— Begin Source records —

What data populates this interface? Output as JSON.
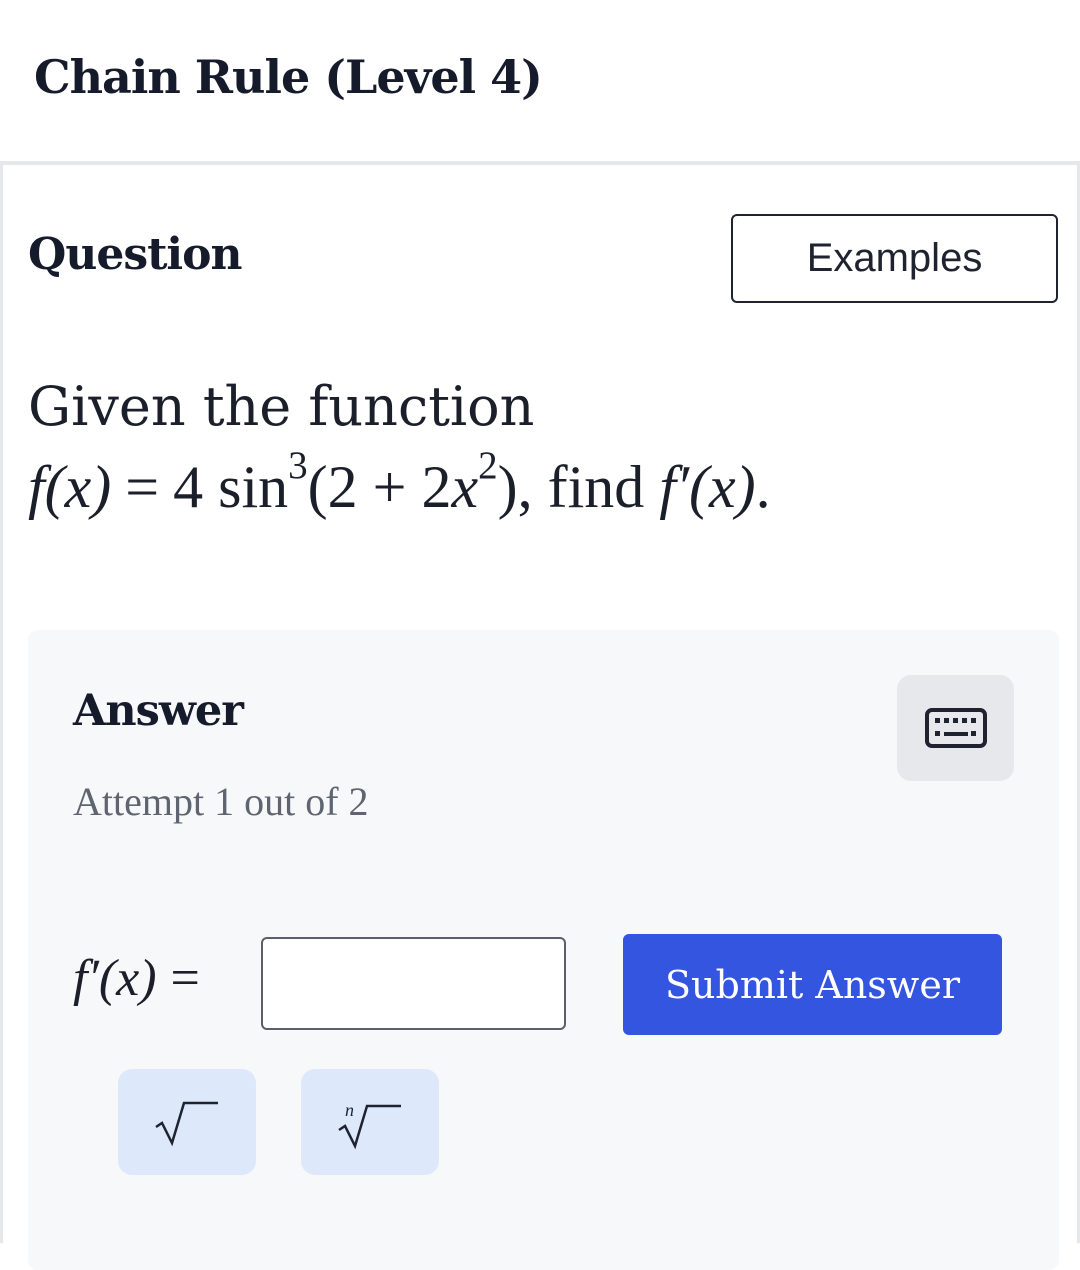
{
  "header": {
    "title": "Chain Rule (Level 4)"
  },
  "question": {
    "heading": "Question",
    "examples_label": "Examples",
    "prompt_intro": "Given the function",
    "function_lhs": "f(x)",
    "function_rhs_coeff": "4 sin",
    "function_exponent": "3",
    "function_inner_open": "(2 + 2",
    "function_inner_var": "x",
    "function_inner_exp": "2",
    "function_inner_close": ")",
    "find_text": ", find ",
    "find_target": "f′(x)",
    "period": "."
  },
  "answer": {
    "heading": "Answer",
    "attempt_text": "Attempt 1 out of 2",
    "label_lhs": "f′(x)",
    "equals": "=",
    "input_value": "",
    "submit_label": "Submit Answer",
    "nthroot_index": "n"
  },
  "colors": {
    "submit_bg": "#3355e0",
    "math_btn_bg": "#dde9fb",
    "keyboard_btn_bg": "#e6e8eb"
  }
}
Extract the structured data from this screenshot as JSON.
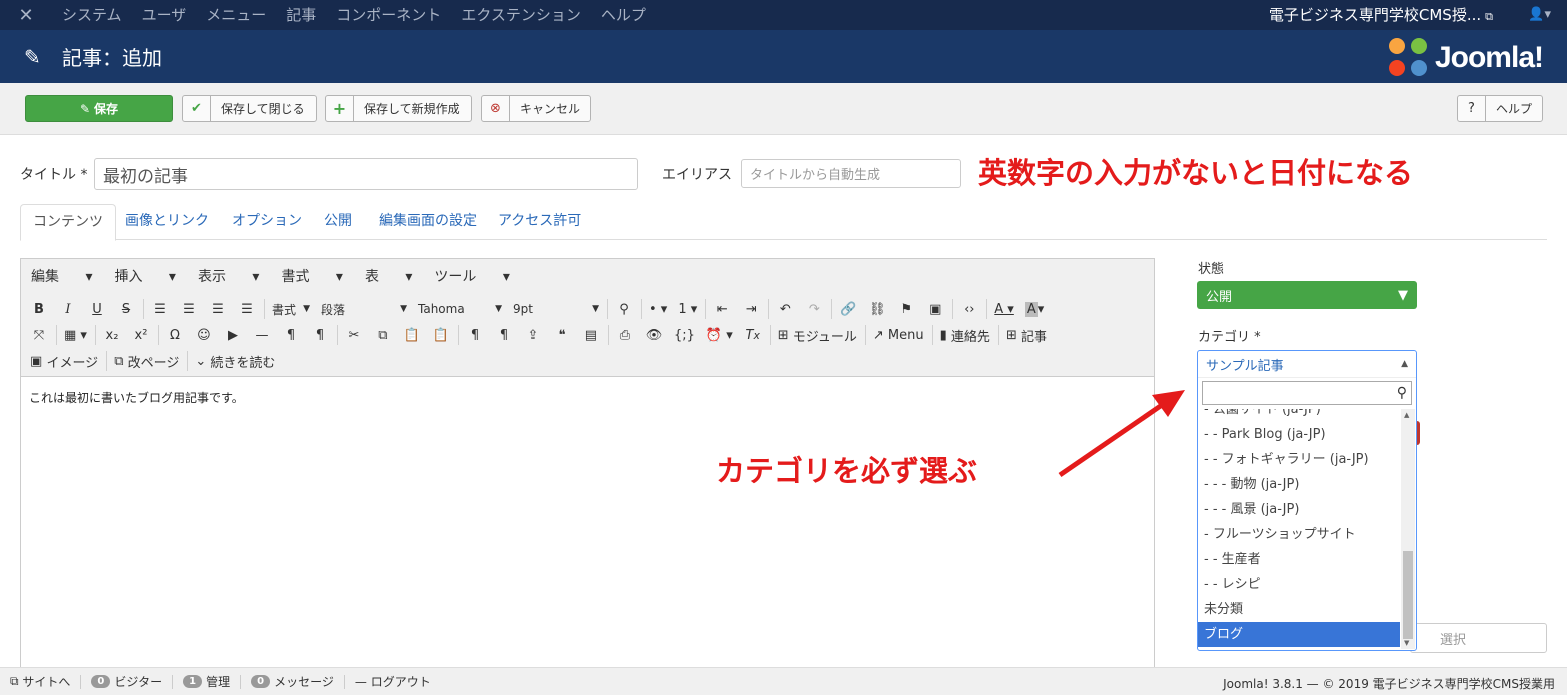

— End Source records —

Problem to solve
Write the records out again in full, exactly, and skip every picture.

Task response
What data populates this interface? Output as JSON.
{
  "header": {
    "title": "Chain Rule (Level 4)"
  },
  "question": {
    "heading": "Question",
    "examples_label": "Examples",
    "prompt_intro": "Given the function",
    "function_lhs": "f(x)",
    "function_rhs_coeff": "4 sin",
    "function_exponent": "3",
    "function_inner_open": "(2 + 2",
    "function_inner_var": "x",
    "function_inner_exp": "2",
    "function_inner_close": ")",
    "find_text": ", find ",
    "find_target": "f′(x)",
    "period": "."
  },
  "answer": {
    "heading": "Answer",
    "attempt_text": "Attempt 1 out of 2",
    "label_lhs": "f′(x)",
    "equals": "=",
    "input_value": "",
    "submit_label": "Submit Answer",
    "nthroot_index": "n"
  },
  "colors": {
    "submit_bg": "#3355e0",
    "math_btn_bg": "#dde9fb",
    "keyboard_btn_bg": "#e6e8eb"
  }
}
Extract the structured data from this screenshot as JSON.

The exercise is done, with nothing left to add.